Take the material below and write it all out again exactly.

## EXERCISE DATA
......

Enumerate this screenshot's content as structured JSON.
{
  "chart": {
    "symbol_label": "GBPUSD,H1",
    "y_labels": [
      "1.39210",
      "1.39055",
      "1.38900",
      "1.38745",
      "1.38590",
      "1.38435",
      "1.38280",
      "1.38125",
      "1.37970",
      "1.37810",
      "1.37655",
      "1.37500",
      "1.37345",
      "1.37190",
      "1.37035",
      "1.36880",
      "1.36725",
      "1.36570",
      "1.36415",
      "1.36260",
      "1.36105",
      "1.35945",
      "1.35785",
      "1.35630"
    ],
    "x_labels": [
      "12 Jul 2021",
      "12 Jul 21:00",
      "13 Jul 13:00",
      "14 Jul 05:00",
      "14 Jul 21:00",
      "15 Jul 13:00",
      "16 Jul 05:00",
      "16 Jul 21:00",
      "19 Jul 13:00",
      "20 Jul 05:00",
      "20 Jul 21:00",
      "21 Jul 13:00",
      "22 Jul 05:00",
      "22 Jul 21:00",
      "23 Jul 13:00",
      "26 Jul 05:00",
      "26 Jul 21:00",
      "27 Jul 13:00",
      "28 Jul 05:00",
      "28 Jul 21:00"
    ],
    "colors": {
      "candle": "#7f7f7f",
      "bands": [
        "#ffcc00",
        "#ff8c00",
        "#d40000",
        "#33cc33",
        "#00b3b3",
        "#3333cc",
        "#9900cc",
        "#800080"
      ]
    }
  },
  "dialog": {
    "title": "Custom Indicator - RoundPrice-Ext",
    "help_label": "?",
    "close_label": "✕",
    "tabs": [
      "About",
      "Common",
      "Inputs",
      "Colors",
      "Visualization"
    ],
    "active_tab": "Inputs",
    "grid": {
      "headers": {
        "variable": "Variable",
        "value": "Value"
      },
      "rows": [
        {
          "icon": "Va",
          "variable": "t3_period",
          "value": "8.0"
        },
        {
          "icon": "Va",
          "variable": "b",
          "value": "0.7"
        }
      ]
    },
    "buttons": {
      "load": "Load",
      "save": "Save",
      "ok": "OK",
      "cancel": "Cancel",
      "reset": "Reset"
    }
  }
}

......

## EXERCISE OUTPUT
Enumerate this screenshot's content as structured JSON.
{
  "chart": {
    "symbol_label": "GBPUSD,H1",
    "y_labels": [
      "1.39210",
      "1.39055",
      "1.38900",
      "1.38745",
      "1.38590",
      "1.38435",
      "1.38280",
      "1.38125",
      "1.37970",
      "1.37810",
      "1.37655",
      "1.37500",
      "1.37345",
      "1.37190",
      "1.37035",
      "1.36880",
      "1.36725",
      "1.36570",
      "1.36415",
      "1.36260",
      "1.36105",
      "1.35945",
      "1.35785",
      "1.35630"
    ],
    "x_labels": [
      "12 Jul 2021",
      "12 Jul 21:00",
      "13 Jul 13:00",
      "14 Jul 05:00",
      "14 Jul 21:00",
      "15 Jul 13:00",
      "16 Jul 05:00",
      "16 Jul 21:00",
      "19 Jul 13:00",
      "20 Jul 05:00",
      "20 Jul 21:00",
      "21 Jul 13:00",
      "22 Jul 05:00",
      "22 Jul 21:00",
      "23 Jul 13:00",
      "26 Jul 05:00",
      "26 Jul 21:00",
      "27 Jul 13:00",
      "28 Jul 05:00",
      "28 Jul 21:00"
    ],
    "colors": {
      "candle": "#7f7f7f",
      "bands": [
        "#ffcc00",
        "#ff8c00",
        "#d40000",
        "#33cc33",
        "#00b3b3",
        "#3333cc",
        "#9900cc",
        "#800080"
      ]
    }
  },
  "dialog": {
    "title": "Custom Indicator - RoundPrice-Ext",
    "help_label": "?",
    "close_label": "✕",
    "tabs": [
      "About",
      "Common",
      "Inputs",
      "Colors",
      "Visualization"
    ],
    "active_tab": "Inputs",
    "grid": {
      "headers": {
        "variable": "Variable",
        "value": "Value"
      },
      "rows": [
        {
          "icon": "Va",
          "variable": "t3_period",
          "value": "8.0"
        },
        {
          "icon": "Va",
          "variable": "b",
          "value": "0.7"
        }
      ]
    },
    "buttons": {
      "load": "Load",
      "save": "Save",
      "ok": "OK",
      "cancel": "Cancel",
      "reset": "Reset"
    }
  }
}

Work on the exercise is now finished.